Work to complete:
Scan the entries below for the string "APSAUGOS" and copy every line where it turns up.
==================================================
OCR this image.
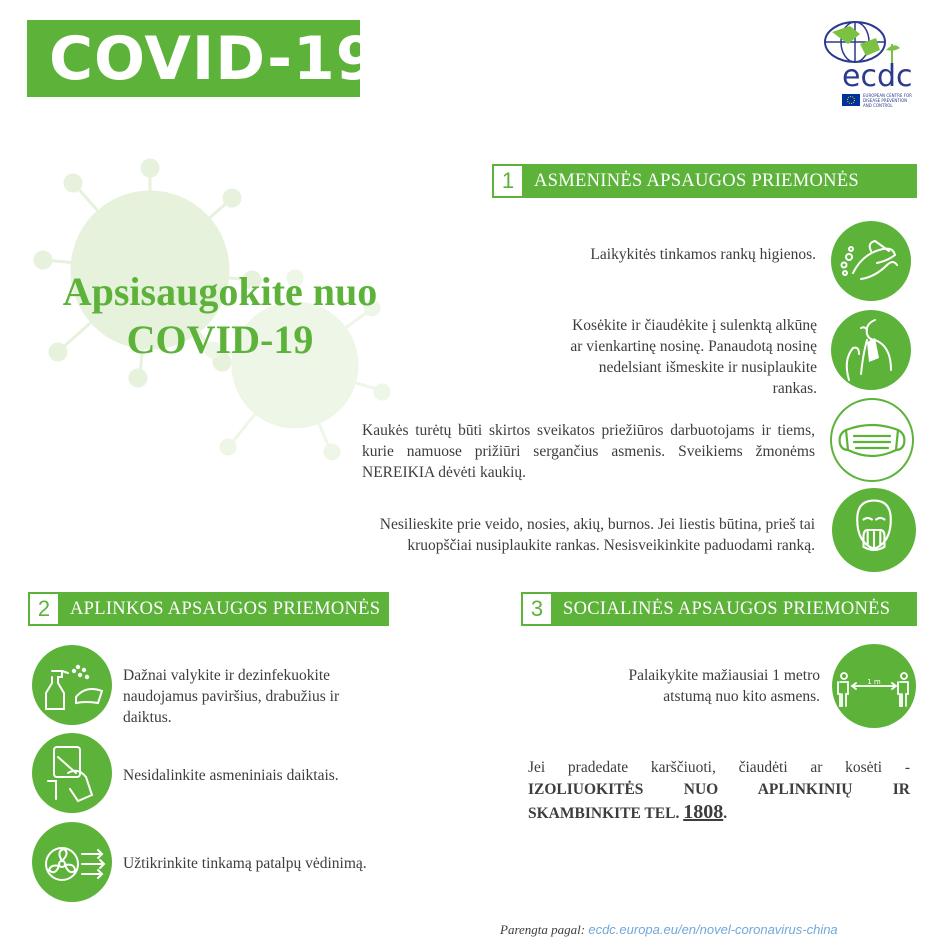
COVID-19	ecdc
EUROPEAN CENTRE FOR
DISEASE PREVENTION
AND CONTROL
Apsisaugokite nuo
COVID-19
1	ASMENINĖS APSAUGOS PRIEMONĖS
Laikykitės tinkamos rankų higienos.
Kosėkite ir čiaudėkite į sulenktą alkūnę ar vienkartinę nosinę. Panaudotą nosinę nedelsiant išmeskite ir nusiplaukite rankas.
Kaukės turėtų būti skirtos sveikatos priežiūros darbuotojams ir tiems, kurie namuose prižiūri sergančius asmenis. Sveikiems žmonėms NEREIKIA dėvėti kaukių.
Nesilieskite prie veido, nosies, akių, burnos. Jei liestis būtina, prieš tai kruopščiai nusiplaukite rankas. Nesisveikinkite paduodami ranką.
2	APLINKOS APSAUGOS PRIEMONĖS
Dažnai valykite ir dezinfekuokite naudojamus paviršius, drabužius ir daiktus.
Nesidalinkite asmeniniais daiktais.
Užtikrinkite tinkamą patalpų vėdinimą.
3	SOCIALINĖS APSAUGOS PRIEMONĖS
Palaikykite mažiausiai 1 metro atstumą nuo kito asmens.
1 m
Jei pradedate karščiuoti, čiaudėti ar kosėti - IZOLIUOKITĖS NUO APLINKINIŲ IR SKAMBINKITE TEL. 1808.
Parengta pagal: ecdc.europa.eu/en/novel-coronavirus-china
==================================================
Response to the task:
1	ASMENINĖS APSAUGOS PRIEMONĖS
2	APLINKOS APSAUGOS PRIEMONĖS
3	SOCIALINĖS APSAUGOS PRIEMONĖS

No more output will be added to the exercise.